▶ _What needs to be done_
Transcribe all the entries word for word, but omit the images.

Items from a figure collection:
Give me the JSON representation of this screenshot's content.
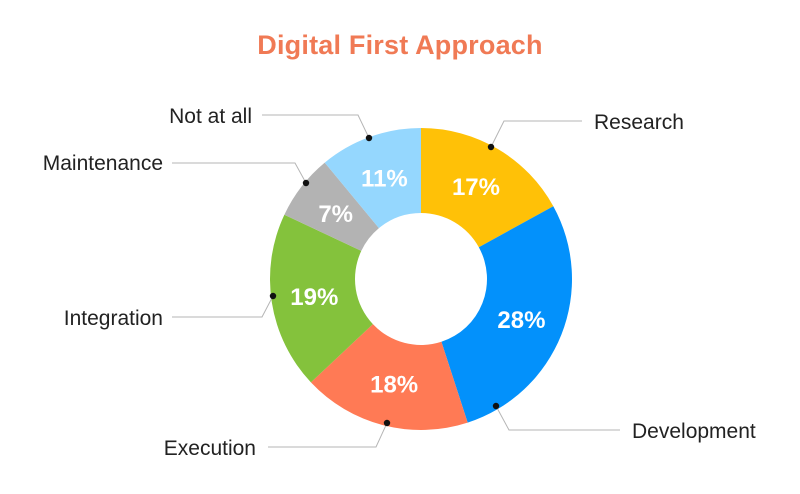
{
  "chart_data": {
    "type": "pie",
    "style": "donut",
    "title": "Digital First Approach",
    "title_color": "#f07a55",
    "start_angle_deg": 0,
    "direction": "clockwise",
    "slices": [
      {
        "label": "Research",
        "value": 17,
        "value_label": "17%",
        "color": "#ffc107"
      },
      {
        "label": "Development",
        "value": 28,
        "value_label": "28%",
        "color": "#0391fb"
      },
      {
        "label": "Execution",
        "value": 18,
        "value_label": "18%",
        "color": "#ff7a55"
      },
      {
        "label": "Integration",
        "value": 19,
        "value_label": "19%",
        "color": "#84c23c"
      },
      {
        "label": "Maintenance",
        "value": 7,
        "value_label": "7%",
        "color": "#b3b3b3"
      },
      {
        "label": "Not at all",
        "value": 11,
        "value_label": "11%",
        "color": "#95d7fe"
      }
    ]
  }
}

▶ _The solution_
Give me the JSON representation of this screenshot's content.
{
  "chart_data": {
    "type": "pie",
    "style": "donut",
    "title": "Digital First Approach",
    "title_color": "#f07a55",
    "start_angle_deg": 0,
    "direction": "clockwise",
    "slices": [
      {
        "label": "Research",
        "value": 17,
        "value_label": "17%",
        "color": "#ffc107"
      },
      {
        "label": "Development",
        "value": 28,
        "value_label": "28%",
        "color": "#0391fb"
      },
      {
        "label": "Execution",
        "value": 18,
        "value_label": "18%",
        "color": "#ff7a55"
      },
      {
        "label": "Integration",
        "value": 19,
        "value_label": "19%",
        "color": "#84c23c"
      },
      {
        "label": "Maintenance",
        "value": 7,
        "value_label": "7%",
        "color": "#b3b3b3"
      },
      {
        "label": "Not at all",
        "value": 11,
        "value_label": "11%",
        "color": "#95d7fe"
      }
    ]
  }
}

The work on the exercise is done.